WRITTEN EXERCISE: Exact repetition of every entry is required.

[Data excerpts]
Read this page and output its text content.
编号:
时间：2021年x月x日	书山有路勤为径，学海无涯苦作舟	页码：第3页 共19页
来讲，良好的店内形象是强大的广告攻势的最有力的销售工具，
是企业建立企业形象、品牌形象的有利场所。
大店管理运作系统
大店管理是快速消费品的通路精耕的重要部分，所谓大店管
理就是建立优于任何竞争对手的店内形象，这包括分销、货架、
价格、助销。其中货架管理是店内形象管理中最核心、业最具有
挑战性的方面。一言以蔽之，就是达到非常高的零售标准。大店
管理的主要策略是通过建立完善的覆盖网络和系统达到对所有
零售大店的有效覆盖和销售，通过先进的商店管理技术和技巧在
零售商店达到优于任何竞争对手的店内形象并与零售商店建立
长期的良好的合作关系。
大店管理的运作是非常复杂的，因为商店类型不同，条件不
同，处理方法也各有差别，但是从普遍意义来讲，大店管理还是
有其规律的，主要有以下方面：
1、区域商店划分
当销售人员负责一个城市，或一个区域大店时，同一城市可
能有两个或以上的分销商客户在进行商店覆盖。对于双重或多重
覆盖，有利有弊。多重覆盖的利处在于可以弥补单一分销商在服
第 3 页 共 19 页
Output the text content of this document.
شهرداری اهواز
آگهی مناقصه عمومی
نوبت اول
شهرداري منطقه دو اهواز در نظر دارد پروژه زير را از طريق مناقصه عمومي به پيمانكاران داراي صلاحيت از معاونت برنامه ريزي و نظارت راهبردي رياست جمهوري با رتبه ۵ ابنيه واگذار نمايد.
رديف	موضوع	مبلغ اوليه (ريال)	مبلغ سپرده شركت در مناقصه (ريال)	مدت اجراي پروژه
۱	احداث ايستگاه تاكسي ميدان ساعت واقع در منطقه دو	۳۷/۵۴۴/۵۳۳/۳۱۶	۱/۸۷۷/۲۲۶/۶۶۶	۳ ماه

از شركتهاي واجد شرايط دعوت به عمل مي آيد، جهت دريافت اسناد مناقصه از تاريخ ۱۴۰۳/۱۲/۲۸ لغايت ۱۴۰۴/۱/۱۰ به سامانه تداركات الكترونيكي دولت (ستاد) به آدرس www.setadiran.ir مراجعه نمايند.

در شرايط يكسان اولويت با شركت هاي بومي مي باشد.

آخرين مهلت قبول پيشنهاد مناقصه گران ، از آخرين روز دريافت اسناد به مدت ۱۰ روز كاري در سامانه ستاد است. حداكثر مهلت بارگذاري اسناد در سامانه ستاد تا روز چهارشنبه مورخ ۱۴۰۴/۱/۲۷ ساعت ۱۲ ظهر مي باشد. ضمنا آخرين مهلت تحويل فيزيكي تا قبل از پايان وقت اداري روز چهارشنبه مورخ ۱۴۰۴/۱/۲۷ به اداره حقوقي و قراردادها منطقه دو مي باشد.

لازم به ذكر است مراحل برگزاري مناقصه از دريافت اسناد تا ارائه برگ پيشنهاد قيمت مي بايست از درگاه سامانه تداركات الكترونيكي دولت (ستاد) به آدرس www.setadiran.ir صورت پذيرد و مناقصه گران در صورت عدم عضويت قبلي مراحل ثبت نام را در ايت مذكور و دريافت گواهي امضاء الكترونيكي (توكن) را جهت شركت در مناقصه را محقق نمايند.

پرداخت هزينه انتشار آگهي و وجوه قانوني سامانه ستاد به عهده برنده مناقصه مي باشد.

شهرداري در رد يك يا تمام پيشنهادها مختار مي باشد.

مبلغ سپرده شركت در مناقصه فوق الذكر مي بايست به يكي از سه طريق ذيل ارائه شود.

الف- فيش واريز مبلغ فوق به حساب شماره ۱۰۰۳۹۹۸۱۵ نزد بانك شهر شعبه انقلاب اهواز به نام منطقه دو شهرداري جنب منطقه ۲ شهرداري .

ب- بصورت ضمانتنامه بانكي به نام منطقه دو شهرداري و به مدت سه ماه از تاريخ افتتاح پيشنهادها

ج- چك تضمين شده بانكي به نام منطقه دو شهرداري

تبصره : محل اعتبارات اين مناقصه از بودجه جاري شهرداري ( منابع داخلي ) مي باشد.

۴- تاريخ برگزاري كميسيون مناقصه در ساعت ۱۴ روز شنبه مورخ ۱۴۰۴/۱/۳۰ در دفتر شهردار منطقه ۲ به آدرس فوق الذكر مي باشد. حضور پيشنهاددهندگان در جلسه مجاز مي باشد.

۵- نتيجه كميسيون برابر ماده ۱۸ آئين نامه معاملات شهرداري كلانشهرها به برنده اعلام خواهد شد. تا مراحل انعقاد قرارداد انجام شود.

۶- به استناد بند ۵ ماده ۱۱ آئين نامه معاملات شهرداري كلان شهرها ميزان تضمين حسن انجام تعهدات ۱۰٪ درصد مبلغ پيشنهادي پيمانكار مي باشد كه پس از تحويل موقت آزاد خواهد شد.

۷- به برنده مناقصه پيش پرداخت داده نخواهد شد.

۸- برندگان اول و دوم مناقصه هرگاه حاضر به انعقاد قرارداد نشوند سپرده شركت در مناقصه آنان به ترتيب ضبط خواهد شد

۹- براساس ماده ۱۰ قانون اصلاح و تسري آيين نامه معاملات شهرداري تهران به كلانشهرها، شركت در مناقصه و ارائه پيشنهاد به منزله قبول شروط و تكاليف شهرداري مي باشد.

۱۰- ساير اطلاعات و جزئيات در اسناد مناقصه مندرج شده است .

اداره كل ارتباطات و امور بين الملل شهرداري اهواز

SOLVED EXERCISE:
Read this page and output its text content.
编号:
时间：2021年x月x日	书山有路勤为径，学海无涯苦作舟	页码：第3页 共19页
来讲，良好的店内形象是强大的广告攻势的最有力的销售工具，
是企业建立企业形象、品牌形象的有利场所。
大店管理运作系统
大店管理是快速消费品的通路精耕的重要部分，所谓大店管
理就是建立优于任何竞争对手的店内形象，这包括分销、货架、
价格、助销。其中货架管理是店内形象管理中最核心、业最具有
挑战性的方面。一言以蔽之，就是达到非常高的零售标准。大店
管理的主要策略是通过建立完善的覆盖网络和系统达到对所有
零售大店的有效覆盖和销售，通过先进的商店管理技术和技巧在
零售商店达到优于任何竞争对手的店内形象并与零售商店建立
长期的良好的合作关系。
大店管理的运作是非常复杂的，因为商店类型不同，条件不
同，处理方法也各有差别，但是从普遍意义来讲，大店管理还是
有其规律的，主要有以下方面：
1、区域商店划分
当销售人员负责一个城市，或一个区域大店时，同一城市可
能有两个或以上的分销商客户在进行商店覆盖。对于双重或多重
覆盖，有利有弊。多重覆盖的利处在于可以弥补单一分销商在服
第 3 页 共 19 页
Output the text content of this document.
شهرداری اهواز
آگهی مناقصه عمومی
نوبت اول
شهرداري منطقه دو اهواز در نظر دارد پروژه زير را از طريق مناقصه عمومي به پيمانكاران داراي صلاحيت از معاونت برنامه ريزي و نظارت راهبردي رياست جمهوري با رتبه ۵ ابنيه واگذار نمايد.
رديف	موضوع	مبلغ اوليه (ريال)	مبلغ سپرده شركت در مناقصه (ريال)	مدت اجراي پروژه
۱	احداث ايستگاه تاكسي ميدان ساعت واقع در منطقه دو	۳۷/۵۴۴/۵۳۳/۳۱۶	۱/۸۷۷/۲۲۶/۶۶۶	۳ ماه

از شركتهاي واجد شرايط دعوت به عمل مي آيد، جهت دريافت اسناد مناقصه از تاريخ ۱۴۰۳/۱۲/۲۸ لغايت ۱۴۰۴/۱/۱۰ به سامانه تداركات الكترونيكي دولت (ستاد) به آدرس www.setadiran.ir مراجعه نمايند.

در شرايط يكسان اولويت با شركت هاي بومي مي باشد.

آخرين مهلت قبول پيشنهاد مناقصه گران ، از آخرين روز دريافت اسناد به مدت ۱۰ روز كاري در سامانه ستاد است. حداكثر مهلت بارگذاري اسناد در سامانه ستاد تا روز چهارشنبه مورخ ۱۴۰۴/۱/۲۷ ساعت ۱۲ ظهر مي باشد. ضمنا آخرين مهلت تحويل فيزيكي تا قبل از پايان وقت اداري روز چهارشنبه مورخ ۱۴۰۴/۱/۲۷ به اداره حقوقي و قراردادها منطقه دو مي باشد.

لازم به ذكر است مراحل برگزاري مناقصه از دريافت اسناد تا ارائه برگ پيشنهاد قيمت مي بايست از درگاه سامانه تداركات الكترونيكي دولت (ستاد) به آدرس www.setadiran.ir صورت پذيرد و مناقصه گران در صورت عدم عضويت قبلي مراحل ثبت نام را در ايت مذكور و دريافت گواهي امضاء الكترونيكي (توكن) را جهت شركت در مناقصه را محقق نمايند.

پرداخت هزينه انتشار آگهي و وجوه قانوني سامانه ستاد به عهده برنده مناقصه مي باشد.

شهرداري در رد يك يا تمام پيشنهادها مختار مي باشد.

مبلغ سپرده شركت در مناقصه فوق الذكر مي بايست به يكي از سه طريق ذيل ارائه شود.

الف- فيش واريز مبلغ فوق به حساب شماره ۱۰۰۳۹۹۸۱۵ نزد بانك شهر شعبه انقلاب اهواز به نام منطقه دو شهرداري جنب منطقه ۲ شهرداري .

ب- بصورت ضمانتنامه بانكي به نام منطقه دو شهرداري و به مدت سه ماه از تاريخ افتتاح پيشنهادها

ج- چك تضمين شده بانكي به نام منطقه دو شهرداري

تبصره : محل اعتبارات اين مناقصه از بودجه جاري شهرداري ( منابع داخلي ) مي باشد.

۴- تاريخ برگزاري كميسيون مناقصه در ساعت ۱۴ روز شنبه مورخ ۱۴۰۴/۱/۳۰ در دفتر شهردار منطقه ۲ به آدرس فوق الذكر مي باشد. حضور پيشنهاددهندگان در جلسه مجاز مي باشد.

۵- نتيجه كميسيون برابر ماده ۱۸ آئين نامه معاملات شهرداري كلانشهرها به برنده اعلام خواهد شد. تا مراحل انعقاد قرارداد انجام شود.

۶- به استناد بند ۵ ماده ۱۱ آئين نامه معاملات شهرداري كلان شهرها ميزان تضمين حسن انجام تعهدات ۱۰٪ درصد مبلغ پيشنهادي پيمانكار مي باشد كه پس از تحويل موقت آزاد خواهد شد.

۷- به برنده مناقصه پيش پرداخت داده نخواهد شد.

۸- برندگان اول و دوم مناقصه هرگاه حاضر به انعقاد قرارداد نشوند سپرده شركت در مناقصه آنان به ترتيب ضبط خواهد شد

۹- براساس ماده ۱۰ قانون اصلاح و تسري آيين نامه معاملات شهرداري تهران به كلانشهرها، شركت در مناقصه و ارائه پيشنهاد به منزله قبول شروط و تكاليف شهرداري مي باشد.

۱۰- ساير اطلاعات و جزئيات در اسناد مناقصه مندرج شده است .

اداره كل ارتباطات و امور بين الملل شهرداري اهواز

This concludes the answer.